(Stored data entries)

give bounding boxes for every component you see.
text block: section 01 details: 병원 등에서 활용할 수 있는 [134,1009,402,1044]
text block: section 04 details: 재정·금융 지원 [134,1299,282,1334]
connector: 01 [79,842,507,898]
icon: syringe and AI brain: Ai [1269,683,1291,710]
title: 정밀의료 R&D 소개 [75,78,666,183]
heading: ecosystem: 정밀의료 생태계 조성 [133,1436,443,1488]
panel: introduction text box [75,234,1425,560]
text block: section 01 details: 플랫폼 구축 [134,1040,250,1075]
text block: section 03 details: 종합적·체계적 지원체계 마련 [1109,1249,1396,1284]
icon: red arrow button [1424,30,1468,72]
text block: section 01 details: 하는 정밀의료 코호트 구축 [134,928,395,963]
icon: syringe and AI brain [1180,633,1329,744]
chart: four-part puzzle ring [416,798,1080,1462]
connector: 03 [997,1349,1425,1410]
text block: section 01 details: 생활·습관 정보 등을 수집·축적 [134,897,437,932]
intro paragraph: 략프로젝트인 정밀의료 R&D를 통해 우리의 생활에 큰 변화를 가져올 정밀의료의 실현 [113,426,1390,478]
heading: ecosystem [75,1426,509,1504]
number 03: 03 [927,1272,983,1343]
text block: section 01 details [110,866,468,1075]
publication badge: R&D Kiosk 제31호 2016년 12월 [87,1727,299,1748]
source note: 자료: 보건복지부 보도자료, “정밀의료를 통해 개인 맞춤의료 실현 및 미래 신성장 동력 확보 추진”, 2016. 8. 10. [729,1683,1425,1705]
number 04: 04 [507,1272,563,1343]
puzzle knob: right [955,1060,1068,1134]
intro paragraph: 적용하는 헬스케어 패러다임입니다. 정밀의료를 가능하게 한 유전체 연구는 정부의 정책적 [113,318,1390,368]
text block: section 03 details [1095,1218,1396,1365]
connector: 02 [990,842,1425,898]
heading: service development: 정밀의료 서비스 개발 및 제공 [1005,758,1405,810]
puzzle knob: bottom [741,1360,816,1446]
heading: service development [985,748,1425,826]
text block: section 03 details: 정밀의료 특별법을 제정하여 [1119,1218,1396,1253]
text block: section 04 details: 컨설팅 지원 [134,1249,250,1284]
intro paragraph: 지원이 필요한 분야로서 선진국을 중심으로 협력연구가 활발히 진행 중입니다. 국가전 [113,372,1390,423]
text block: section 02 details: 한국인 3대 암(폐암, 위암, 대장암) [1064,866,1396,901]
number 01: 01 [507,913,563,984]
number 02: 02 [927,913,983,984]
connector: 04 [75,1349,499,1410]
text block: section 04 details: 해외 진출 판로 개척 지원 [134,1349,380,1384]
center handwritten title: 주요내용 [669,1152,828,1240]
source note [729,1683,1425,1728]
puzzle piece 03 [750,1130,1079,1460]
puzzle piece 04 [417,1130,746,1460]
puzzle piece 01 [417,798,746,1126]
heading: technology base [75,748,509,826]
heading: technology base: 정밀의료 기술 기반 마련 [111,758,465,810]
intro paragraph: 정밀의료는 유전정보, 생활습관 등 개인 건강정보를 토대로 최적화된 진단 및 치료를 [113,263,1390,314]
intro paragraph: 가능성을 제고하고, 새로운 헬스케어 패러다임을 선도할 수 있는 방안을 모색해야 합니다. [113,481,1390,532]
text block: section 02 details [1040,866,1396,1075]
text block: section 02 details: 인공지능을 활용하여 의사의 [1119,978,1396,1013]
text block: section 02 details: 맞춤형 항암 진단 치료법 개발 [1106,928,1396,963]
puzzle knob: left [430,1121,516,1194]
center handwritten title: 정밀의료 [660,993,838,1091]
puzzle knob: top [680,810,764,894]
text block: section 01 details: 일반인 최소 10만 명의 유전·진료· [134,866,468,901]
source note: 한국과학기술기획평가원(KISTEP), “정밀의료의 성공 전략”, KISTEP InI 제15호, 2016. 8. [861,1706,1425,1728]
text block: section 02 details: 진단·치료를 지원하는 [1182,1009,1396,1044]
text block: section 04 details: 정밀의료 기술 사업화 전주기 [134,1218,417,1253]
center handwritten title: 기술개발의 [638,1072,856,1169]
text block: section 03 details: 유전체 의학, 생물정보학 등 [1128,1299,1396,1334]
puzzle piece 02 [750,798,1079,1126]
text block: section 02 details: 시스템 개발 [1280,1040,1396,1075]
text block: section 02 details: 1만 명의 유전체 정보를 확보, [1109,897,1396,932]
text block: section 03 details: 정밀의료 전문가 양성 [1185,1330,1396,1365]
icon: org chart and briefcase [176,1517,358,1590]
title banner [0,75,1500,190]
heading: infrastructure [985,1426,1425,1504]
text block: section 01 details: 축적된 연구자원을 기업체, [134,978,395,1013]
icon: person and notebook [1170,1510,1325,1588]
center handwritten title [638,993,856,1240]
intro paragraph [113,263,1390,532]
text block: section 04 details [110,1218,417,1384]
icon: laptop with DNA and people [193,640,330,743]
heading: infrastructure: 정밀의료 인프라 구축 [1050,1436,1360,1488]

* [What the task asks]:
Swap every occurrence of "puzzle knob" in the listing for "puzzle tab" and write out the full listing again with nothing else altered.

* [Solution for this problem]:
give bounding boxes for every component you see.
text block: section 01 details: 병원 등에서 활용할 수 있는 [134,1009,402,1044]
text block: section 04 details: 재정·금융 지원 [134,1299,282,1334]
connector: 01 [79,842,507,898]
icon: syringe and AI brain: Ai [1269,683,1291,710]
title: 정밀의료 R&D 소개 [75,78,666,183]
heading: ecosystem: 정밀의료 생태계 조성 [133,1436,443,1488]
panel: introduction text box [75,234,1425,560]
text block: section 01 details: 플랫폼 구축 [134,1040,250,1075]
text block: section 03 details: 종합적·체계적 지원체계 마련 [1109,1249,1396,1284]
icon: red arrow button [1424,30,1468,72]
text block: section 01 details: 하는 정밀의료 코호트 구축 [134,928,395,963]
icon: syringe and AI brain [1180,633,1329,744]
chart: four-part puzzle ring [416,798,1080,1462]
connector: 03 [997,1349,1425,1410]
text block: section 01 details: 생활·습관 정보 등을 수집·축적 [134,897,437,932]
intro paragraph: 략프로젝트인 정밀의료 R&D를 통해 우리의 생활에 큰 변화를 가져올 정밀의료의 실현 [113,426,1390,478]
heading: ecosystem [75,1426,509,1504]
number 03: 03 [927,1272,983,1343]
text block: section 01 details [110,866,468,1075]
publication badge: R&D Kiosk 제31호 2016년 12월 [87,1727,299,1748]
source note: 자료: 보건복지부 보도자료, “정밀의료를 통해 개인 맞춤의료 실현 및 미래 신성장 동력 확보 추진”, 2016. 8. 10. [729,1683,1425,1705]
number 04: 04 [507,1272,563,1343]
puzzle tab: right [955,1060,1068,1134]
intro paragraph: 적용하는 헬스케어 패러다임입니다. 정밀의료를 가능하게 한 유전체 연구는 정부의 정책적 [113,318,1390,368]
text block: section 03 details [1095,1218,1396,1365]
connector: 02 [990,842,1425,898]
heading: service development: 정밀의료 서비스 개발 및 제공 [1005,758,1405,810]
puzzle tab: bottom [741,1360,816,1446]
heading: service development [985,748,1425,826]
text block: section 03 details: 정밀의료 특별법을 제정하여 [1119,1218,1396,1253]
text block: section 04 details: 컨설팅 지원 [134,1249,250,1284]
intro paragraph: 지원이 필요한 분야로서 선진국을 중심으로 협력연구가 활발히 진행 중입니다. 국가전 [113,372,1390,423]
text block: section 02 details: 한국인 3대 암(폐암, 위암, 대장암) [1064,866,1396,901]
number 01: 01 [507,913,563,984]
number 02: 02 [927,913,983,984]
connector: 04 [75,1349,499,1410]
text block: section 04 details: 해외 진출 판로 개척 지원 [134,1349,380,1384]
center handwritten title: 주요내용 [669,1152,828,1240]
source note [729,1683,1425,1728]
puzzle piece 03 [750,1130,1079,1460]
puzzle piece 04 [417,1130,746,1460]
puzzle piece 01 [417,798,746,1126]
heading: technology base [75,748,509,826]
heading: technology base: 정밀의료 기술 기반 마련 [111,758,465,810]
intro paragraph: 정밀의료는 유전정보, 생활습관 등 개인 건강정보를 토대로 최적화된 진단 및 치료를 [113,263,1390,314]
intro paragraph: 가능성을 제고하고, 새로운 헬스케어 패러다임을 선도할 수 있는 방안을 모색해야 합니다. [113,481,1390,532]
text block: section 02 details [1040,866,1396,1075]
text block: section 02 details: 인공지능을 활용하여 의사의 [1119,978,1396,1013]
text block: section 02 details: 맞춤형 항암 진단 치료법 개발 [1106,928,1396,963]
puzzle tab: left [430,1121,516,1194]
center handwritten title: 정밀의료 [660,993,838,1091]
puzzle tab: top [680,810,764,894]
text block: section 01 details: 일반인 최소 10만 명의 유전·진료· [134,866,468,901]
source note: 한국과학기술기획평가원(KISTEP), “정밀의료의 성공 전략”, KISTEP InI 제15호, 2016. 8. [861,1706,1425,1728]
text block: section 02 details: 진단·치료를 지원하는 [1182,1009,1396,1044]
text block: section 04 details: 정밀의료 기술 사업화 전주기 [134,1218,417,1253]
center handwritten title: 기술개발의 [638,1072,856,1169]
text block: section 03 details: 유전체 의학, 생물정보학 등 [1128,1299,1396,1334]
puzzle piece 02 [750,798,1079,1126]
text block: section 02 details: 시스템 개발 [1280,1040,1396,1075]
text block: section 02 details: 1만 명의 유전체 정보를 확보, [1109,897,1396,932]
text block: section 03 details: 정밀의료 전문가 양성 [1185,1330,1396,1365]
icon: org chart and briefcase [176,1517,358,1590]
title banner [0,75,1500,190]
heading: infrastructure [985,1426,1425,1504]
text block: section 01 details: 축적된 연구자원을 기업체, [134,978,395,1013]
icon: person and notebook [1170,1510,1325,1588]
center handwritten title [638,993,856,1240]
intro paragraph [113,263,1390,532]
text block: section 04 details [110,1218,417,1384]
icon: laptop with DNA and people [193,640,330,743]
heading: infrastructure: 정밀의료 인프라 구축 [1050,1436,1360,1488]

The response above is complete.